*** Opening Passage shown ***

It's driving me NUTS! :mad: The only REAL issue that difficult child has with our house is that it is too quiet...and :sad-very: easy child being loud when he comes home drunk. I have a real issue with that one too. on the other hand, difficult child was moving forward with his life when he was with us. I hate to see him slide down. Whine. If buying a game would solve the problems..I'd do it. DDD
 

SRL

Active Member
A few years after I got out of college I was dealing with extremely high stress levels due to some unresolved stuff from my past. The counselor I saw had an interest in biofeedback. It was a simple digital thermometer with a sensor attached to my finger to register body heat (which increases when relaxed). He used a tape with spoken words to help me learn the technique of relaxing my body and focusing my mind and then gradually backed off the tape. It worked great and gave me a tool while working out those issues. I think I used it for about 9 months and then backed off the biofeedback all together. I have a freind who went through it recently who is dealing with anxiety stemming from health issues that are causing her to have balance issues. It was a more modern version using computers. Both of us had good success and would do it again.

*** Closing Passage shown ***

Carry on the forum discussion from its final sentence. You won't need the records.

*** Opening Dataset extract ***

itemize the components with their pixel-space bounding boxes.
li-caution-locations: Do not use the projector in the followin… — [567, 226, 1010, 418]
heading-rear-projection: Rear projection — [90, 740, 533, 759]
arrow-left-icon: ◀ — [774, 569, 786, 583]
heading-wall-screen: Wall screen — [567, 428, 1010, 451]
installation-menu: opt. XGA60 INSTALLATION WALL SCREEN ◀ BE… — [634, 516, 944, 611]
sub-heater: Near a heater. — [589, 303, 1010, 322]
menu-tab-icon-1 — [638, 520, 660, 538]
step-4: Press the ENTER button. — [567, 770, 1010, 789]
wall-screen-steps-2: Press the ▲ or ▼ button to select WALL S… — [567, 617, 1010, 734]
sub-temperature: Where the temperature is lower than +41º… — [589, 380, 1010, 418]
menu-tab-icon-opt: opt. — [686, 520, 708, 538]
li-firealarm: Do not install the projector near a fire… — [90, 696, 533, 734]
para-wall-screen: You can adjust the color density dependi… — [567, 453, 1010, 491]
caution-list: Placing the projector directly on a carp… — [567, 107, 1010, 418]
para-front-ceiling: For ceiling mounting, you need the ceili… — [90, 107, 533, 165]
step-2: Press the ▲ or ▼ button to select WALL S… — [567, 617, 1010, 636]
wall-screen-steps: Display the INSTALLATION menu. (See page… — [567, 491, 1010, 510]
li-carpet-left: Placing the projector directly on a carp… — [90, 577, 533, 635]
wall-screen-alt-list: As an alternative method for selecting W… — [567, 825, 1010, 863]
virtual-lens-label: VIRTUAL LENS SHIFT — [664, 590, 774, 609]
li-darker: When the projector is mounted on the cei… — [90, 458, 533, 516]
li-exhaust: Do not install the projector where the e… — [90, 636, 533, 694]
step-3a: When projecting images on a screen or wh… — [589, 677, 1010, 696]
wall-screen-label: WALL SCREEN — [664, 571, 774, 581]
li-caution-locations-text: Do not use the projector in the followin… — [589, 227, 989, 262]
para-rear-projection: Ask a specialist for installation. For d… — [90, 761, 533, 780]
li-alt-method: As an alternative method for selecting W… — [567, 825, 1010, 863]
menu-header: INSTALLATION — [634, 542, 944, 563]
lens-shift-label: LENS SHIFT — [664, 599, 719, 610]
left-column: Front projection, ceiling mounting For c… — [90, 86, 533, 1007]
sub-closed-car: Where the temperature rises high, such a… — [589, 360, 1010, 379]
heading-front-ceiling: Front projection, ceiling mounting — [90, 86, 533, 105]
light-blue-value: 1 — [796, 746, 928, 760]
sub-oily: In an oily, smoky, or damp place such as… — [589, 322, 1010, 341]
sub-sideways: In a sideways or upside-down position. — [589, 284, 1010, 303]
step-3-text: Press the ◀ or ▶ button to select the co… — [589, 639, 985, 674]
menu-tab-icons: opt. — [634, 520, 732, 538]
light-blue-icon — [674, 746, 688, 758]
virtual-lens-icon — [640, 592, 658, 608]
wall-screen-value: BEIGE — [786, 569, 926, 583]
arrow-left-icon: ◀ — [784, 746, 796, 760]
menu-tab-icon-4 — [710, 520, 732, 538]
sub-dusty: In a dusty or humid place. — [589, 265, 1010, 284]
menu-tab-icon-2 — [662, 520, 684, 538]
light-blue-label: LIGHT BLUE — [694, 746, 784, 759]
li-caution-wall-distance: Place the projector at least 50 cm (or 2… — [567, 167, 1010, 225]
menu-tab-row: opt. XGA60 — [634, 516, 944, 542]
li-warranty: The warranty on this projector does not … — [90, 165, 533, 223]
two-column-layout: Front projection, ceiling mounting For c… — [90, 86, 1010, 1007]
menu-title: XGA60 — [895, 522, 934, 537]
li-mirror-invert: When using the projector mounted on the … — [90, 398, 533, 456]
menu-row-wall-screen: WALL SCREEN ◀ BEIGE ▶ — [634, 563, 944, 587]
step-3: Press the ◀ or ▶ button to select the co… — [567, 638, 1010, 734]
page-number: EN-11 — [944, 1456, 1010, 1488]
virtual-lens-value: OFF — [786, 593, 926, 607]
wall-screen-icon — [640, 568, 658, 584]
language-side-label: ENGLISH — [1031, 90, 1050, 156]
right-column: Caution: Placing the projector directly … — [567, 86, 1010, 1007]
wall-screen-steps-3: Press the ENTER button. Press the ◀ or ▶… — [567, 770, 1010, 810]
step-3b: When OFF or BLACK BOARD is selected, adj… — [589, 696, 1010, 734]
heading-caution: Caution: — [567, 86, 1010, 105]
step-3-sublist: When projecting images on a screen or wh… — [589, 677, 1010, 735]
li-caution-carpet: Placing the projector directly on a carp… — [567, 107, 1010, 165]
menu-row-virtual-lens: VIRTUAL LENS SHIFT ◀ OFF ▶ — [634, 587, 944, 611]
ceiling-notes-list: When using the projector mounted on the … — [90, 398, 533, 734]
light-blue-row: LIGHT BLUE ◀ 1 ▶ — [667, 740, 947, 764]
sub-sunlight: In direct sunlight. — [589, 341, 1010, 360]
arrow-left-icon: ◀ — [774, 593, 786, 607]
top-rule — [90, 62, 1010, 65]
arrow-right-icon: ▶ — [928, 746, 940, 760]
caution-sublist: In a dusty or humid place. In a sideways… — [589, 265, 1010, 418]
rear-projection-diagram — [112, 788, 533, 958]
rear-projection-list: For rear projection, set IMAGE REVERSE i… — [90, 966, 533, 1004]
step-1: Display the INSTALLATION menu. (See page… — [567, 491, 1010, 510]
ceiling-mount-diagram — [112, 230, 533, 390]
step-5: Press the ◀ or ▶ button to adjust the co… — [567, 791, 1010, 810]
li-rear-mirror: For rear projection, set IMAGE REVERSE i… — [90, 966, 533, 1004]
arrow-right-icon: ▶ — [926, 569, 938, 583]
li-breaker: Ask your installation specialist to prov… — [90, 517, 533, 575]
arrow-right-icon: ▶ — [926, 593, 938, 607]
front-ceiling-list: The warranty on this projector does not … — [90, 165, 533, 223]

*** Closing Dataset extract ***

### Written answer
It's so ludicrous to stop medications (if they're working and/or are indicated with his diagnosis) before starting biofeedback training that I'm wondering if he misunderstood.
 

DammitJanet

Well-Known Member
DDD...maybe this is another time where you do that thing you did so well years ago with the "GFGmom, I know you are busy and it takes so much time to drive difficult child over here. Why dont you work on the disability stuff and let difficult child stay here so he can catch that bus. You can still get that money for him and his home will still be at your house but he will just be here to catch that bus."
 

DDD

Well-Known Member
Janet, lol, you remember it almost word for word.

Problem is that difficult child (now 18) does not want to live at my house. He told NP "At my Mother's house I am not part of a family. I just stay in my room. At my grandparents it was my home and my family. BUT I don't want to follow other people's rules now I am an adult. At Mom's I can do what I want to do...and I like that."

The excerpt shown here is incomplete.